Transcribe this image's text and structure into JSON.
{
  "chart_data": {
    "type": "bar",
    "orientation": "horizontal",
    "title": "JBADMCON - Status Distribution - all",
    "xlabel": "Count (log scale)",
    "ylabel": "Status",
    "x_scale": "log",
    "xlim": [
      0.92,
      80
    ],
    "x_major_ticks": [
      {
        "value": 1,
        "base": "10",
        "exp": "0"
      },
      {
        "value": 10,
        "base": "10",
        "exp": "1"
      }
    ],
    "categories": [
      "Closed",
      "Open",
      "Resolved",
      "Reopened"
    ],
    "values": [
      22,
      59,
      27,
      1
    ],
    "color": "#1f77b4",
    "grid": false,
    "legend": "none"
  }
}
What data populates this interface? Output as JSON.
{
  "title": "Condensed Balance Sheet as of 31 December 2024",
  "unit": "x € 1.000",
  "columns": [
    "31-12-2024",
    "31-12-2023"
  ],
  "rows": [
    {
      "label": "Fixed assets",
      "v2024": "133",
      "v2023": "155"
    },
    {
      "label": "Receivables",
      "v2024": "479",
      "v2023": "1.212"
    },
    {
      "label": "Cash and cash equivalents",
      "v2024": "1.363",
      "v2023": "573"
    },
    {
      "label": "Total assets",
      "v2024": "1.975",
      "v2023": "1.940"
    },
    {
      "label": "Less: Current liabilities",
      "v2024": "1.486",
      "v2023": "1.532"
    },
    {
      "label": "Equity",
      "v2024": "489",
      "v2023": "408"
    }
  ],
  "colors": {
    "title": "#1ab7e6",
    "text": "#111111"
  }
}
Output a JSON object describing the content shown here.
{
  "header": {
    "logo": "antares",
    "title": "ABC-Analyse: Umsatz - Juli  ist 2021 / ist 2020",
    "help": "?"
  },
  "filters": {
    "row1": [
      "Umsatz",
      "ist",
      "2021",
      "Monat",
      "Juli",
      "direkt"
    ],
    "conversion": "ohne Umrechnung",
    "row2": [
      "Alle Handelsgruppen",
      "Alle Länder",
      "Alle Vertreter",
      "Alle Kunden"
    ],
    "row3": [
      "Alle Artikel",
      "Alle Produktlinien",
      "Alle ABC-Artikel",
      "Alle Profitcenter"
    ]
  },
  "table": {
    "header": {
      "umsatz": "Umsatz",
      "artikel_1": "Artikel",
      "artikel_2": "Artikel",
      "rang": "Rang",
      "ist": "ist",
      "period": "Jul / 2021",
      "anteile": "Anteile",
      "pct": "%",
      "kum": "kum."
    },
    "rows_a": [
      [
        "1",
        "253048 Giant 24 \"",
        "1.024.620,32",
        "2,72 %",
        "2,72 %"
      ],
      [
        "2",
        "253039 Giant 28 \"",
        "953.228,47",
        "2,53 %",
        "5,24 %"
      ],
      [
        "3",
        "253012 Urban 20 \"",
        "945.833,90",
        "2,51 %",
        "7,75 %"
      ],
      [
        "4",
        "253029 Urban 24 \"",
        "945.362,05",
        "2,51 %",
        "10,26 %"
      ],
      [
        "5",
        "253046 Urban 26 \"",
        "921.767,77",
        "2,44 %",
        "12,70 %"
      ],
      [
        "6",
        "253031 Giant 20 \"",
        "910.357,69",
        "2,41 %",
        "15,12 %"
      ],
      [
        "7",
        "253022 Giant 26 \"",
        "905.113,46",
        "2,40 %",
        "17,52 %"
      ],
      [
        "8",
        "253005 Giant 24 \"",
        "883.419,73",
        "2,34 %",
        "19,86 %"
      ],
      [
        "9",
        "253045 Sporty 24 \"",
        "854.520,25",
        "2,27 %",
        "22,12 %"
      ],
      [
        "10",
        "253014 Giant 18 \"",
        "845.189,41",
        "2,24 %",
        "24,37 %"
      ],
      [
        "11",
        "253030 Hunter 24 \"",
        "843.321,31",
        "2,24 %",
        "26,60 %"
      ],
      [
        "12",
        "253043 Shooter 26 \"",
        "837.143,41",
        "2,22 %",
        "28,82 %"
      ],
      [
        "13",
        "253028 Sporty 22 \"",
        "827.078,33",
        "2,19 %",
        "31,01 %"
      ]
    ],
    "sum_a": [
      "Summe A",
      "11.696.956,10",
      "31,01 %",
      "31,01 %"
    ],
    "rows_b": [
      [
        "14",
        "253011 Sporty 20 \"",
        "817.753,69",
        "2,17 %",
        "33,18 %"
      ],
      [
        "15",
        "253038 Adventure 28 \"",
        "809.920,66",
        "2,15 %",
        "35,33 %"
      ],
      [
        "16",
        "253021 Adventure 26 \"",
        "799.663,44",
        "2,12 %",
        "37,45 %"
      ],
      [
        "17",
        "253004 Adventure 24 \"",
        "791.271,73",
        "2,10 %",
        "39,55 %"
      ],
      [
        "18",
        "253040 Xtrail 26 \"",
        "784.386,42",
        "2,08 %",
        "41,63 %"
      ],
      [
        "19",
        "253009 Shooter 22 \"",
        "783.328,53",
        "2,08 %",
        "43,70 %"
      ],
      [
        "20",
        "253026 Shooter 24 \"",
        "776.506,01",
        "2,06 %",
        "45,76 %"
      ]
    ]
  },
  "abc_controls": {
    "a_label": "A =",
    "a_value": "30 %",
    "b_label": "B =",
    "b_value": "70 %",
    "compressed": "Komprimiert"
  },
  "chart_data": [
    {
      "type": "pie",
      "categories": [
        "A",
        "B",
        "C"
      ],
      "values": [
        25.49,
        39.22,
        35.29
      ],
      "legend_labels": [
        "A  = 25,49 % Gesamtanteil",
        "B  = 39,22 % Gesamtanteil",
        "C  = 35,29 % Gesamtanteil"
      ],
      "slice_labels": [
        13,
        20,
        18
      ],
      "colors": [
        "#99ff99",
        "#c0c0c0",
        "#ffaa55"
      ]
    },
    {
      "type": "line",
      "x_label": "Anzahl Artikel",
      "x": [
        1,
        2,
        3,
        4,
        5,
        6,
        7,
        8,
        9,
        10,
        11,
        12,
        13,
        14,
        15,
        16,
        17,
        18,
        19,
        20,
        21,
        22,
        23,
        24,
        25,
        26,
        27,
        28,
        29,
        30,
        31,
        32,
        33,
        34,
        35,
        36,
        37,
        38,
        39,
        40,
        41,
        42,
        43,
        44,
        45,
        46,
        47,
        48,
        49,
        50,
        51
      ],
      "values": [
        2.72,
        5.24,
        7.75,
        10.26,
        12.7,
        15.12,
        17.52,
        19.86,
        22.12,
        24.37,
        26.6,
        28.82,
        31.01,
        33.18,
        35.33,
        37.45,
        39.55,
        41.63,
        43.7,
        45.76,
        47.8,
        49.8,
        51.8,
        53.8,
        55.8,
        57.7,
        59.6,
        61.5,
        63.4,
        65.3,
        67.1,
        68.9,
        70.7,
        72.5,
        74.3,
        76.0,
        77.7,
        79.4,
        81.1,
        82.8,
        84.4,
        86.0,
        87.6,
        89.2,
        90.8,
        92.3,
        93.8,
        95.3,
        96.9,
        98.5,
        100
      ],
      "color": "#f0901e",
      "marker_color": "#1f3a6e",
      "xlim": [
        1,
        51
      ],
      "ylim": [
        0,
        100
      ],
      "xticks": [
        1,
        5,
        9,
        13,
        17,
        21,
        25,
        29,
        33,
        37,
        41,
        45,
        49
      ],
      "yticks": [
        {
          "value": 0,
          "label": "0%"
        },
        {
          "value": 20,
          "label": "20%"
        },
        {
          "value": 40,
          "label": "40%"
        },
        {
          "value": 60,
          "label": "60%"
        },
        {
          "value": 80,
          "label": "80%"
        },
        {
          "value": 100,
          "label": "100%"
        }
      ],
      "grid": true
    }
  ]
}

-*-*-

SHORT PROBLEM => Track down every line holding the string "this" and copy it.

TASK RESULT =>
Transcribe this image's text and structure into JSON.
What data populates this interface? Output as JSON.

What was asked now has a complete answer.